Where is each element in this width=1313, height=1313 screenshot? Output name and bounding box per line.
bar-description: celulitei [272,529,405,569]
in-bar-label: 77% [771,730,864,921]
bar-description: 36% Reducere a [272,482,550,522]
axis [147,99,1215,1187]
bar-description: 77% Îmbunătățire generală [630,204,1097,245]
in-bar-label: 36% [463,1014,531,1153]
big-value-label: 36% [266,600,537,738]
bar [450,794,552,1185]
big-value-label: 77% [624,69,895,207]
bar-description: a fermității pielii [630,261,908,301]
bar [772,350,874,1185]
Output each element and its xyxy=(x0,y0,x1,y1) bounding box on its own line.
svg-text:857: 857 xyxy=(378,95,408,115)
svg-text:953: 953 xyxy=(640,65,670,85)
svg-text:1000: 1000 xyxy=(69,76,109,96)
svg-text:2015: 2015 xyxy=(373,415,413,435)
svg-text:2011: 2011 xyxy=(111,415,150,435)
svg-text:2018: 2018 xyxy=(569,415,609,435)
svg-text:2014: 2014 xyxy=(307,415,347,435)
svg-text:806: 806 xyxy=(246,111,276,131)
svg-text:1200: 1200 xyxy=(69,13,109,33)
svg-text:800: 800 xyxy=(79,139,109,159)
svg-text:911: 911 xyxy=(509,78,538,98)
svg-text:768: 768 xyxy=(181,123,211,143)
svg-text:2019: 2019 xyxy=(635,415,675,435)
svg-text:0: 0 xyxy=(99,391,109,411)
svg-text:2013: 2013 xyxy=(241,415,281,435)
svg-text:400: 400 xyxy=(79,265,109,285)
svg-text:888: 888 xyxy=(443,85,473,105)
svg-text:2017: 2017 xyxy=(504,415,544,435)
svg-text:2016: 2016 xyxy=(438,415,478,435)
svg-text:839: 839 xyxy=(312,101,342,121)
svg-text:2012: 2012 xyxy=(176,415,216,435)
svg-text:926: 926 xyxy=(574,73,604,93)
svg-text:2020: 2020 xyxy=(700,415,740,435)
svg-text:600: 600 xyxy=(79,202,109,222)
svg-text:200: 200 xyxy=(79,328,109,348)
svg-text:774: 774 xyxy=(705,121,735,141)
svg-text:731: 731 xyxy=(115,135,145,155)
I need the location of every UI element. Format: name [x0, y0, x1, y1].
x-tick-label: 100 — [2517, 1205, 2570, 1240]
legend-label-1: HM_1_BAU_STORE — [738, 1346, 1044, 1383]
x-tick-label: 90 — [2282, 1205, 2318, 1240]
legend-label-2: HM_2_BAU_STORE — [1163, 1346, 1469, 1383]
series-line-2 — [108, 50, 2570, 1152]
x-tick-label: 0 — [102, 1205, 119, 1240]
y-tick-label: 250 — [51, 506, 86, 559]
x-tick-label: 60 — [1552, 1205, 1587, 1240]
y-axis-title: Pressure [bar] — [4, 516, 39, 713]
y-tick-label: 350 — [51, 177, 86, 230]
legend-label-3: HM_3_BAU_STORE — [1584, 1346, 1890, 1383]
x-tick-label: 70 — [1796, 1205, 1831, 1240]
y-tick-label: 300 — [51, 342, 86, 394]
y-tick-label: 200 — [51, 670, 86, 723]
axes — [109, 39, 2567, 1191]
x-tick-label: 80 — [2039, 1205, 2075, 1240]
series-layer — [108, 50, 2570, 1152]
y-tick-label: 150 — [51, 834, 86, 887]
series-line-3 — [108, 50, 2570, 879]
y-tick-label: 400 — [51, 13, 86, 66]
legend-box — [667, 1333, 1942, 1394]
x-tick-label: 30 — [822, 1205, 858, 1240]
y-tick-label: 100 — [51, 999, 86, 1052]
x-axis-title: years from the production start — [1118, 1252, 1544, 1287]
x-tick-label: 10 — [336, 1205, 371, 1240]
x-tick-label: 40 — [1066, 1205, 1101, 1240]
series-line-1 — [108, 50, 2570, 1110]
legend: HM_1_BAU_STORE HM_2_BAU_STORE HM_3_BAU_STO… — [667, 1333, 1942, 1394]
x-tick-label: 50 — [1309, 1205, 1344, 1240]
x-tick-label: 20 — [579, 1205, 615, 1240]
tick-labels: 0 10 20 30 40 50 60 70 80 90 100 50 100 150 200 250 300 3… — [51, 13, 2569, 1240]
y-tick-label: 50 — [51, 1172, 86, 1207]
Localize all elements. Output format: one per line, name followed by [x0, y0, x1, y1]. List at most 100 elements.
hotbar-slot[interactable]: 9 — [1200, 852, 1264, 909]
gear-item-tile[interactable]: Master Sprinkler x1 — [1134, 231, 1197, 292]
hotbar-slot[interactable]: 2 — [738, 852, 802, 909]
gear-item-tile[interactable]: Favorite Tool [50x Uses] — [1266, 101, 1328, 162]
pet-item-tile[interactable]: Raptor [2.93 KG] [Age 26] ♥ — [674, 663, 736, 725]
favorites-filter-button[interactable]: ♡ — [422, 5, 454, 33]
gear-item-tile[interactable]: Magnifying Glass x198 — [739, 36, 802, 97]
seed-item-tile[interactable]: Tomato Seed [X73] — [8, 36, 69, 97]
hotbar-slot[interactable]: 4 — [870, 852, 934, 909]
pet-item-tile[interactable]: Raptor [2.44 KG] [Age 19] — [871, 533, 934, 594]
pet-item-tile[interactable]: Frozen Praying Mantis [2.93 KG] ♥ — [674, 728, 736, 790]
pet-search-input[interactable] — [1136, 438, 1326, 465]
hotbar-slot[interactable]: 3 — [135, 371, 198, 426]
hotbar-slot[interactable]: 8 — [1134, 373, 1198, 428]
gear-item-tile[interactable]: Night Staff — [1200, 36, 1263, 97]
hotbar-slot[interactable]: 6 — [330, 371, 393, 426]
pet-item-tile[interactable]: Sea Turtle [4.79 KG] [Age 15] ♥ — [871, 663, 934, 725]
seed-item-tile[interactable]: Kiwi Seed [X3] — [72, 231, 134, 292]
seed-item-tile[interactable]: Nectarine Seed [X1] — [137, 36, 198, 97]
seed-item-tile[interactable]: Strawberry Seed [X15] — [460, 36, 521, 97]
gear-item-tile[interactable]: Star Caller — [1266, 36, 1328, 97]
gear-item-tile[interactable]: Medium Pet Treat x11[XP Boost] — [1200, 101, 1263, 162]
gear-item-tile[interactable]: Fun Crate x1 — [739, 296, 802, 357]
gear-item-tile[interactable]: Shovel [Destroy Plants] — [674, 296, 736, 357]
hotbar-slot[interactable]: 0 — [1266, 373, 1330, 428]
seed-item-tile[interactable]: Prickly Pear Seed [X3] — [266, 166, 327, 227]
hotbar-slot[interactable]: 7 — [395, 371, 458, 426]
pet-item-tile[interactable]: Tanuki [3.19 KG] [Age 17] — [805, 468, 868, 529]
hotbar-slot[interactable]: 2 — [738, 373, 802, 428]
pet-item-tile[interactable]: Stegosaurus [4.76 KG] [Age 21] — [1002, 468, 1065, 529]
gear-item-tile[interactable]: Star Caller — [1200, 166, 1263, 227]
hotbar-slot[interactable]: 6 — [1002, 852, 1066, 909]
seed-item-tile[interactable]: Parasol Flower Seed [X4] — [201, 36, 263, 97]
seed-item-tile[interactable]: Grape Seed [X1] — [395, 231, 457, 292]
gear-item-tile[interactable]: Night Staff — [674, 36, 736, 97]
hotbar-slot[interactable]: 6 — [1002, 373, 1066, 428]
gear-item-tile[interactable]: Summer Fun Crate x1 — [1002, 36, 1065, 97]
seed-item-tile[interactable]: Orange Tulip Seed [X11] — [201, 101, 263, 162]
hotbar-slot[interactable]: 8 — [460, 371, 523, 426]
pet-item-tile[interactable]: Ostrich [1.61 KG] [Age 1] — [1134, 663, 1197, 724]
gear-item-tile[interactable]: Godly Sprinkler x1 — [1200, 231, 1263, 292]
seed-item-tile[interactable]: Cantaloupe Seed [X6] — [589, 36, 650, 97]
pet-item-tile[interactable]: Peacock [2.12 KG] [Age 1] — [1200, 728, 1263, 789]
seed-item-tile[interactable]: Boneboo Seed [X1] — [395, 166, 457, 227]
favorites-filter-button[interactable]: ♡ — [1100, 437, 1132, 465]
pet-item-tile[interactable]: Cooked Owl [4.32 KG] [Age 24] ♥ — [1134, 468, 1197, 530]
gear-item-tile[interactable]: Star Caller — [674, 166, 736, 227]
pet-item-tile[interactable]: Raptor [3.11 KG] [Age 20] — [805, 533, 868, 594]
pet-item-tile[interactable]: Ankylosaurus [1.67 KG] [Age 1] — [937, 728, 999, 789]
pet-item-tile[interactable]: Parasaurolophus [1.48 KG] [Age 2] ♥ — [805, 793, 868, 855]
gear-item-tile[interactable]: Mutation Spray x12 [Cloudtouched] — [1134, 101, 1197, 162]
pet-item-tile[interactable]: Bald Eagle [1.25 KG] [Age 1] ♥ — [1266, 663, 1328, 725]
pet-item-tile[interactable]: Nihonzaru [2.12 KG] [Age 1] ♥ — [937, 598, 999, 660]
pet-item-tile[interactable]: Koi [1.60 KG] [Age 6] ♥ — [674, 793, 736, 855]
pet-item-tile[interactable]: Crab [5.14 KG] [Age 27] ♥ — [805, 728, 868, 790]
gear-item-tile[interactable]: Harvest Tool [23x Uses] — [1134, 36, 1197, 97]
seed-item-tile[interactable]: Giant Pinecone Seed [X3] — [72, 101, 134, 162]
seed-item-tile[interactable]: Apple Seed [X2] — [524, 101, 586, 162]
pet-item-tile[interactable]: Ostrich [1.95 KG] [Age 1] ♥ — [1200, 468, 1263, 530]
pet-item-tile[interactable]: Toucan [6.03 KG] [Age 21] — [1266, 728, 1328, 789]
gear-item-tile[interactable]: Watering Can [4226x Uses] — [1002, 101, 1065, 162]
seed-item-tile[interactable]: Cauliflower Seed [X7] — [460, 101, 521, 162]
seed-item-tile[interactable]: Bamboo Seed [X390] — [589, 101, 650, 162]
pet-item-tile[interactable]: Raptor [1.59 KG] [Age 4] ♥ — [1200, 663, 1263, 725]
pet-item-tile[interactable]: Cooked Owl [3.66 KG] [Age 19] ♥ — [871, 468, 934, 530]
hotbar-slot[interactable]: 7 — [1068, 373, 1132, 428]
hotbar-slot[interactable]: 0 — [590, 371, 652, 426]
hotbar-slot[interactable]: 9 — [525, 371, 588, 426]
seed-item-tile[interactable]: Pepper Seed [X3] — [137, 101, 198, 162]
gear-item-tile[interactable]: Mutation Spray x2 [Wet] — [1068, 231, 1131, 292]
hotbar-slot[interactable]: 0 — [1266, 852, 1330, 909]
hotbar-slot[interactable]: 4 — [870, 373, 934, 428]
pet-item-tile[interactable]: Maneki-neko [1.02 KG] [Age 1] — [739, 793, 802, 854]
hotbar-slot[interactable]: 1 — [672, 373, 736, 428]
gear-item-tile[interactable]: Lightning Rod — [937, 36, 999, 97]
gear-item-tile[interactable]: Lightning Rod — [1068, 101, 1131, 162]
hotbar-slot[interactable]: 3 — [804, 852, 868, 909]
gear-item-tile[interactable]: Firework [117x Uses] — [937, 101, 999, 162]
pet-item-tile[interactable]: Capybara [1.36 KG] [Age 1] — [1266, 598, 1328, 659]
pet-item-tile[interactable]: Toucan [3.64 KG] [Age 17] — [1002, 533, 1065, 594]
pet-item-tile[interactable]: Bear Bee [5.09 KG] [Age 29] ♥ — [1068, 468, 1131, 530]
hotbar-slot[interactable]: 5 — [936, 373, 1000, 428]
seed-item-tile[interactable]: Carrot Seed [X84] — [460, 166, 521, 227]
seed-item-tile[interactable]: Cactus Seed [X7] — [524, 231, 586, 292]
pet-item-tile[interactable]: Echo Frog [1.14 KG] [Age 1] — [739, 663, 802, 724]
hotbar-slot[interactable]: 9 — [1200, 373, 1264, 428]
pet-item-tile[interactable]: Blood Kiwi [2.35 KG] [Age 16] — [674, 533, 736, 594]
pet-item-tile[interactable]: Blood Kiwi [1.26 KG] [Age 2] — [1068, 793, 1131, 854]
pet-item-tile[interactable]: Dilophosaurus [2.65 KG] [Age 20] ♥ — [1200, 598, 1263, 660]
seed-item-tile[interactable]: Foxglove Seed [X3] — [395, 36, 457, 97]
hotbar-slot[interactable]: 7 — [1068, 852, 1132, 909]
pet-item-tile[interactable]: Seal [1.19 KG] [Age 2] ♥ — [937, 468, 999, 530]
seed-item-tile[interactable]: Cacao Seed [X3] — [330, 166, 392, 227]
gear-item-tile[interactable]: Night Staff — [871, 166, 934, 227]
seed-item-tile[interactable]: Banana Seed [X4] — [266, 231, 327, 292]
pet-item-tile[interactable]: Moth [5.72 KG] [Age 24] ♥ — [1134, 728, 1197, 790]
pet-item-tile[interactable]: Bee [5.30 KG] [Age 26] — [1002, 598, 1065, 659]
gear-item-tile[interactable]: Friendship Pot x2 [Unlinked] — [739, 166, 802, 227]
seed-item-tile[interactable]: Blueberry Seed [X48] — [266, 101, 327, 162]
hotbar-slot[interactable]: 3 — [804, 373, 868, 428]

======

◆ WHAT TO WORK ON:
Reproduce the material word for word, beginning with its first line and stopping after the line that contains "legend-label-1: HM_1_BAU_STORE —".

◆ EXERCISE RESULT:
Where is each element in this width=1313, height=1313 screenshot? Output name and bounding box per line.
bar-description: celulitei [272,529,405,569]
in-bar-label: 77% [771,730,864,921]
bar-description: 36% Reducere a [272,482,550,522]
axis [147,99,1215,1187]
bar-description: 77% Îmbunătățire generală [630,204,1097,245]
in-bar-label: 36% [463,1014,531,1153]
big-value-label: 36% [266,600,537,738]
bar [450,794,552,1185]
big-value-label: 77% [624,69,895,207]
bar-description: a fermității pielii [630,261,908,301]
bar [772,350,874,1185]
Output each element and its xyxy=(x0,y0,x1,y1) bounding box on its own line.
svg-text:857: 857 xyxy=(378,95,408,115)
svg-text:953: 953 xyxy=(640,65,670,85)
svg-text:1000: 1000 xyxy=(69,76,109,96)
svg-text:2015: 2015 xyxy=(373,415,413,435)
svg-text:2011: 2011 xyxy=(111,415,150,435)
svg-text:2018: 2018 xyxy=(569,415,609,435)
svg-text:2014: 2014 xyxy=(307,415,347,435)
svg-text:806: 806 xyxy=(246,111,276,131)
svg-text:1200: 1200 xyxy=(69,13,109,33)
svg-text:800: 800 xyxy=(79,139,109,159)
svg-text:911: 911 xyxy=(509,78,538,98)
svg-text:768: 768 xyxy=(181,123,211,143)
svg-text:2019: 2019 xyxy=(635,415,675,435)
svg-text:0: 0 xyxy=(99,391,109,411)
svg-text:2013: 2013 xyxy=(241,415,281,435)
svg-text:400: 400 xyxy=(79,265,109,285)
svg-text:888: 888 xyxy=(443,85,473,105)
svg-text:2017: 2017 xyxy=(504,415,544,435)
svg-text:2016: 2016 xyxy=(438,415,478,435)
svg-text:839: 839 xyxy=(312,101,342,121)
svg-text:2012: 2012 xyxy=(176,415,216,435)
svg-text:926: 926 xyxy=(574,73,604,93)
svg-text:2020: 2020 xyxy=(700,415,740,435)
svg-text:600: 600 xyxy=(79,202,109,222)
svg-text:200: 200 xyxy=(79,328,109,348)
svg-text:774: 774 xyxy=(705,121,735,141)
svg-text:731: 731 xyxy=(115,135,145,155)
I need the location of every UI element. Format: name [x0, y0, x1, y1].
x-tick-label: 100 — [2517, 1205, 2570, 1240]
legend-label-1: HM_1_BAU_STORE — [738, 1346, 1044, 1383]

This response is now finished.